### [To be done]
Retype the records below exactly as they appear, but leave out any pictures.

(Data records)
----
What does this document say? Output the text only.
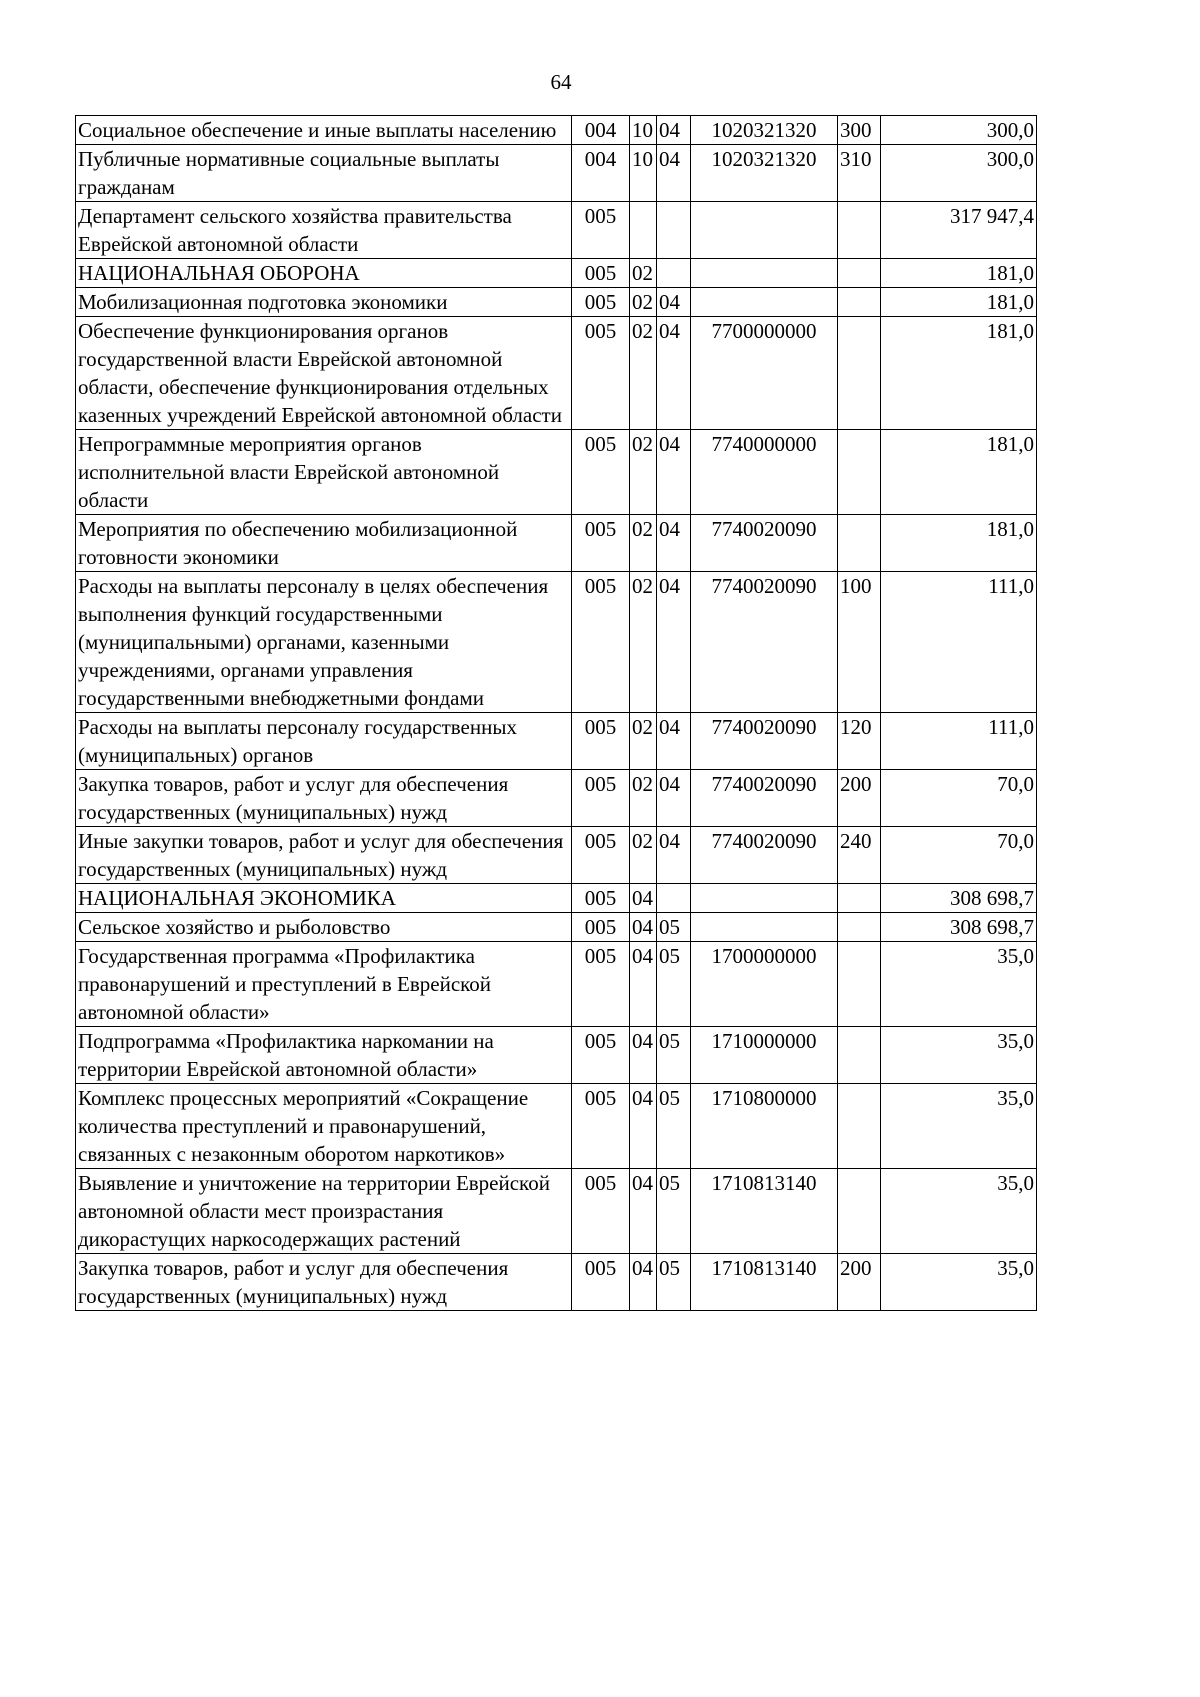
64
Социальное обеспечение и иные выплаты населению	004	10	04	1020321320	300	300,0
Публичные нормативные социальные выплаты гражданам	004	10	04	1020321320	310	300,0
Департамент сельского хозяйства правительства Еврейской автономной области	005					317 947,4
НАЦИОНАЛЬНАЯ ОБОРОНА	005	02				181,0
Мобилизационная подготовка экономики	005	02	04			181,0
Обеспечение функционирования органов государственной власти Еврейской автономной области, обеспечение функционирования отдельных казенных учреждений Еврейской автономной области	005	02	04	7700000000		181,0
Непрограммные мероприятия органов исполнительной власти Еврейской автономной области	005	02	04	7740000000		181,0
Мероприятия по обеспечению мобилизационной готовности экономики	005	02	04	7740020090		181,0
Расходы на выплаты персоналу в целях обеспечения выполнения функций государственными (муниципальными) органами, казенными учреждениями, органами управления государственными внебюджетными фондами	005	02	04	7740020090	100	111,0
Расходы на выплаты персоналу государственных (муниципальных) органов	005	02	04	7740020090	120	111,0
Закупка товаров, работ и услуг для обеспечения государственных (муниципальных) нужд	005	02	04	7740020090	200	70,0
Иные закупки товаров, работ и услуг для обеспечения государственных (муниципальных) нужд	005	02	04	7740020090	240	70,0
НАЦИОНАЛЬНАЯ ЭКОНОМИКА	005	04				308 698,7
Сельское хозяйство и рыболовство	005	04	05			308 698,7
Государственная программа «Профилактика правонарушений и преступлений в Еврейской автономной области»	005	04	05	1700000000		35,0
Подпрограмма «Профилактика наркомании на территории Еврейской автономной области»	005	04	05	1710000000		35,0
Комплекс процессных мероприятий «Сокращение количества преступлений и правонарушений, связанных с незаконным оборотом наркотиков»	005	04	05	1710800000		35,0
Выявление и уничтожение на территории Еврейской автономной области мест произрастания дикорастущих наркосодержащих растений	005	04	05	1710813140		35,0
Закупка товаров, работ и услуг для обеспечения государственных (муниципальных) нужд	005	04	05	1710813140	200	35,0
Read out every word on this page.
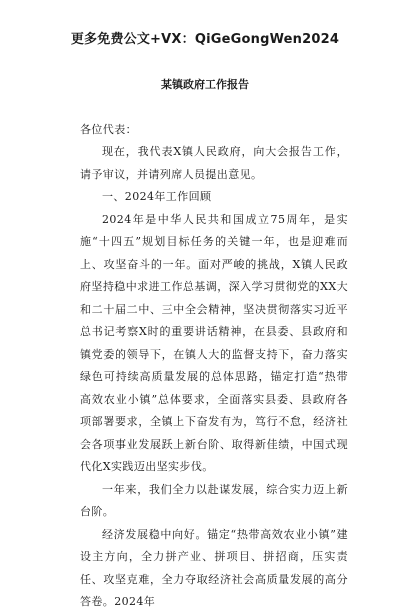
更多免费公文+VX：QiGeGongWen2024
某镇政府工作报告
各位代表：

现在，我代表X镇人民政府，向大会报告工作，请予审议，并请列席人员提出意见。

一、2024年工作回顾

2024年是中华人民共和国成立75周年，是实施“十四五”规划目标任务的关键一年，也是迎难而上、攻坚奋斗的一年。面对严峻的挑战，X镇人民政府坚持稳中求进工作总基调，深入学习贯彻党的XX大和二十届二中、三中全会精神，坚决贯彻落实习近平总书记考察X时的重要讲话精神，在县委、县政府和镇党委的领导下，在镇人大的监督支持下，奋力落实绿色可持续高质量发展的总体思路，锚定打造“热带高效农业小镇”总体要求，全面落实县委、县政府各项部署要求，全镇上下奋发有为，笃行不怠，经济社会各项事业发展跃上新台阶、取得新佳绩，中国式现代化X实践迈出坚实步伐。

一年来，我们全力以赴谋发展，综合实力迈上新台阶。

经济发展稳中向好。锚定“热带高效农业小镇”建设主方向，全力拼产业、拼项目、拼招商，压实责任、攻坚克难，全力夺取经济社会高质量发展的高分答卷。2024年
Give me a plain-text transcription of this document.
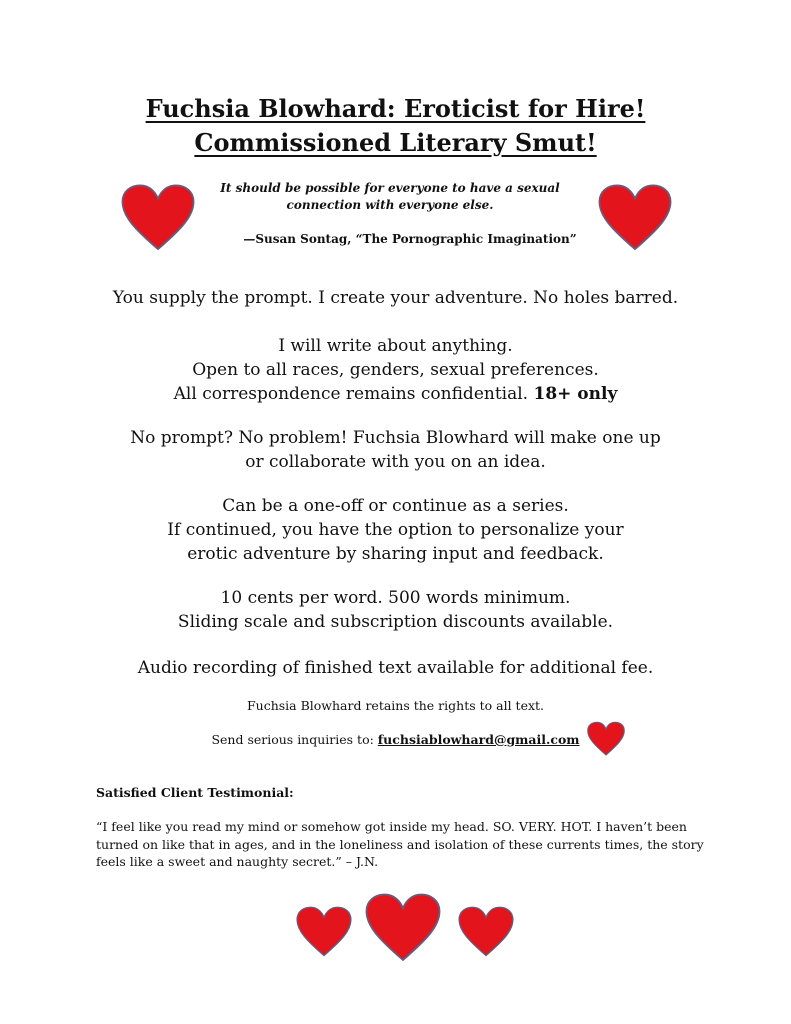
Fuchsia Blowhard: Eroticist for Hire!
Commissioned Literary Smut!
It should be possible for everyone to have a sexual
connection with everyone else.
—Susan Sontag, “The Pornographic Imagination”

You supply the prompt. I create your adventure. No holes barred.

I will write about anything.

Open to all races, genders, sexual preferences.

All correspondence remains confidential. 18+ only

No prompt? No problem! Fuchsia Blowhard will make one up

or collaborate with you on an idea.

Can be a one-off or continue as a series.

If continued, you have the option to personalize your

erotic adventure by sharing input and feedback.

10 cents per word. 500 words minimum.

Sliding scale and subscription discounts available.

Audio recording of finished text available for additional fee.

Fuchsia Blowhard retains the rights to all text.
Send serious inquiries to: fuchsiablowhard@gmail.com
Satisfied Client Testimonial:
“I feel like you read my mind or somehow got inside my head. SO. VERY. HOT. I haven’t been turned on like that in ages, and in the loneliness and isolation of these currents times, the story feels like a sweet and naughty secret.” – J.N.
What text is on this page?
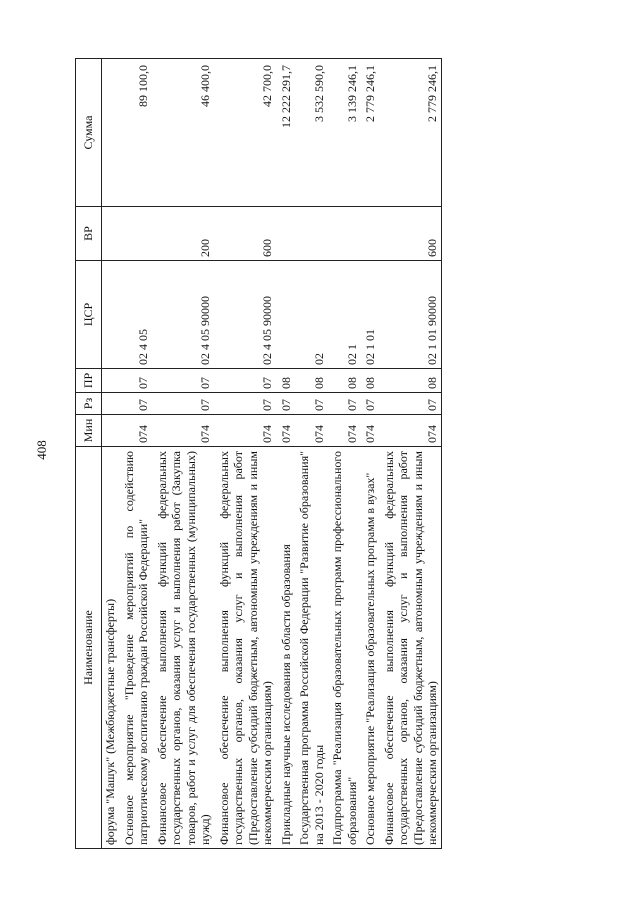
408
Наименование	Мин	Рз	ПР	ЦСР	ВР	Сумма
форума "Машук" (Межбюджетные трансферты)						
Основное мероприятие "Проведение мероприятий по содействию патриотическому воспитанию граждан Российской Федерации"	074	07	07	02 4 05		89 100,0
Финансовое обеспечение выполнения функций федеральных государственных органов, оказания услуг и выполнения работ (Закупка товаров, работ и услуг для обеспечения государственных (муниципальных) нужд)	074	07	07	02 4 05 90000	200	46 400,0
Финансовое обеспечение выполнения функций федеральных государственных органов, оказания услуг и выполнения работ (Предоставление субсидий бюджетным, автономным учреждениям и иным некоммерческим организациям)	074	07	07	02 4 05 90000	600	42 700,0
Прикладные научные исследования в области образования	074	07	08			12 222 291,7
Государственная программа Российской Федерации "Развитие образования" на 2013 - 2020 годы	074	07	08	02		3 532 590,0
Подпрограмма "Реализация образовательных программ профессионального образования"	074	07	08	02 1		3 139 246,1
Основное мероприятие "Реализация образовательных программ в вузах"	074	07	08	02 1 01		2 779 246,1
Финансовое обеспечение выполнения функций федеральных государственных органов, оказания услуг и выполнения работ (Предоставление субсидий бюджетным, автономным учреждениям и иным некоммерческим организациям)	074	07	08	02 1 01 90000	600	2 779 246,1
----
### [Written response]
What does this document say? Output the text only.
64
Социальное обеспечение и иные выплаты населению	004	10	04	1020321320	300	300,0
Публичные нормативные социальные выплаты гражданам	004	10	04	1020321320	310	300,0
Департамент сельского хозяйства правительства Еврейской автономной области	005					317 947,4
НАЦИОНАЛЬНАЯ ОБОРОНА	005	02				181,0
Мобилизационная подготовка экономики	005	02	04			181,0
Обеспечение функционирования органов государственной власти Еврейской автономной области, обеспечение функционирования отдельных казенных учреждений Еврейской автономной области	005	02	04	7700000000		181,0
Непрограммные мероприятия органов исполнительной власти Еврейской автономной области	005	02	04	7740000000		181,0
Мероприятия по обеспечению мобилизационной готовности экономики	005	02	04	7740020090		181,0
Расходы на выплаты персоналу в целях обеспечения выполнения функций государственными (муниципальными) органами, казенными учреждениями, органами управления государственными внебюджетными фондами	005	02	04	7740020090	100	111,0
Расходы на выплаты персоналу государственных (муниципальных) органов	005	02	04	7740020090	120	111,0
Закупка товаров, работ и услуг для обеспечения государственных (муниципальных) нужд	005	02	04	7740020090	200	70,0
Иные закупки товаров, работ и услуг для обеспечения государственных (муниципальных) нужд	005	02	04	7740020090	240	70,0
НАЦИОНАЛЬНАЯ ЭКОНОМИКА	005	04				308 698,7
Сельское хозяйство и рыболовство	005	04	05			308 698,7
Государственная программа «Профилактика правонарушений и преступлений в Еврейской автономной области»	005	04	05	1700000000		35,0
Подпрограмма «Профилактика наркомании на территории Еврейской автономной области»	005	04	05	1710000000		35,0
Комплекс процессных мероприятий «Сокращение количества преступлений и правонарушений, связанных с незаконным оборотом наркотиков»	005	04	05	1710800000		35,0
Выявление и уничтожение на территории Еврейской автономной области мест произрастания дикорастущих наркосодержащих растений	005	04	05	1710813140		35,0
Закупка товаров, работ и услуг для обеспечения государственных (муниципальных) нужд	005	04	05	1710813140	200	35,0
Read out every word on this page.
更多免费公文+VX：QiGeGongWen2024
某镇政府工作报告
各位代表：

现在，我代表X镇人民政府，向大会报告工作，请予审议，并请列席人员提出意见。

一、2024年工作回顾

2024年是中华人民共和国成立75周年，是实施“十四五”规划目标任务的关键一年，也是迎难而上、攻坚奋斗的一年。面对严峻的挑战，X镇人民政府坚持稳中求进工作总基调，深入学习贯彻党的XX大和二十届二中、三中全会精神，坚决贯彻落实习近平总书记考察X时的重要讲话精神，在县委、县政府和镇党委的领导下，在镇人大的监督支持下，奋力落实绿色可持续高质量发展的总体思路，锚定打造“热带高效农业小镇”总体要求，全面落实县委、县政府各项部署要求，全镇上下奋发有为，笃行不怠，经济社会各项事业发展跃上新台阶、取得新佳绩，中国式现代化X实践迈出坚实步伐。

一年来，我们全力以赴谋发展，综合实力迈上新台阶。

经济发展稳中向好。锚定“热带高效农业小镇”建设主方向，全力拼产业、拼项目、拼招商，压实责任、攻坚克难，全力夺取经济社会高质量发展的高分答卷。2024年
Give me a plain-text transcription of this document.
Fuchsia Blowhard: Eroticist for Hire!
Commissioned Literary Smut!
It should be possible for everyone to have a sexual
connection with everyone else.
—Susan Sontag, “The Pornographic Imagination”

You supply the prompt. I create your adventure. No holes barred.

I will write about anything.

Open to all races, genders, sexual preferences.

All correspondence remains confidential. 18+ only

No prompt? No problem! Fuchsia Blowhard will make one up

or collaborate with you on an idea.

Can be a one-off or continue as a series.

If continued, you have the option to personalize your

erotic adventure by sharing input and feedback.

10 cents per word. 500 words minimum.

Sliding scale and subscription discounts available.

Audio recording of finished text available for additional fee.

Fuchsia Blowhard retains the rights to all text.
Send serious inquiries to: fuchsiablowhard@gmail.com
Satisfied Client Testimonial:
“I feel like you read my mind or somehow got inside my head. SO. VERY. HOT. I haven’t been turned on like that in ages, and in the loneliness and isolation of these currents times, the story feels like a sweet and naughty secret.” – J.N.
What text is on this page?
408
Наименование	Мин	Рз	ПР	ЦСР	ВР	Сумма
форума "Машук" (Межбюджетные трансферты)						
Основное мероприятие "Проведение мероприятий по содействию патриотическому воспитанию граждан Российской Федерации"	074	07	07	02 4 05		89 100,0
Финансовое обеспечение выполнения функций федеральных государственных органов, оказания услуг и выполнения работ (Закупка товаров, работ и услуг для обеспечения государственных (муниципальных) нужд)	074	07	07	02 4 05 90000	200	46 400,0
Финансовое обеспечение выполнения функций федеральных государственных органов, оказания услуг и выполнения работ (Предоставление субсидий бюджетным, автономным учреждениям и иным некоммерческим организациям)	074	07	07	02 4 05 90000	600	42 700,0
Прикладные научные исследования в области образования	074	07	08			12 222 291,7
Государственная программа Российской Федерации "Развитие образования" на 2013 - 2020 годы	074	07	08	02		3 532 590,0
Подпрограмма "Реализация образовательных программ профессионального образования"	074	07	08	02 1		3 139 246,1
Основное мероприятие "Реализация образовательных программ в вузах"	074	07	08	02 1 01		2 779 246,1
Финансовое обеспечение выполнения функций федеральных государственных органов, оказания услуг и выполнения работ (Предоставление субсидий бюджетным, автономным учреждениям и иным некоммерческим организациям)	074	07	08	02 1 01 90000	600	2 779 246,1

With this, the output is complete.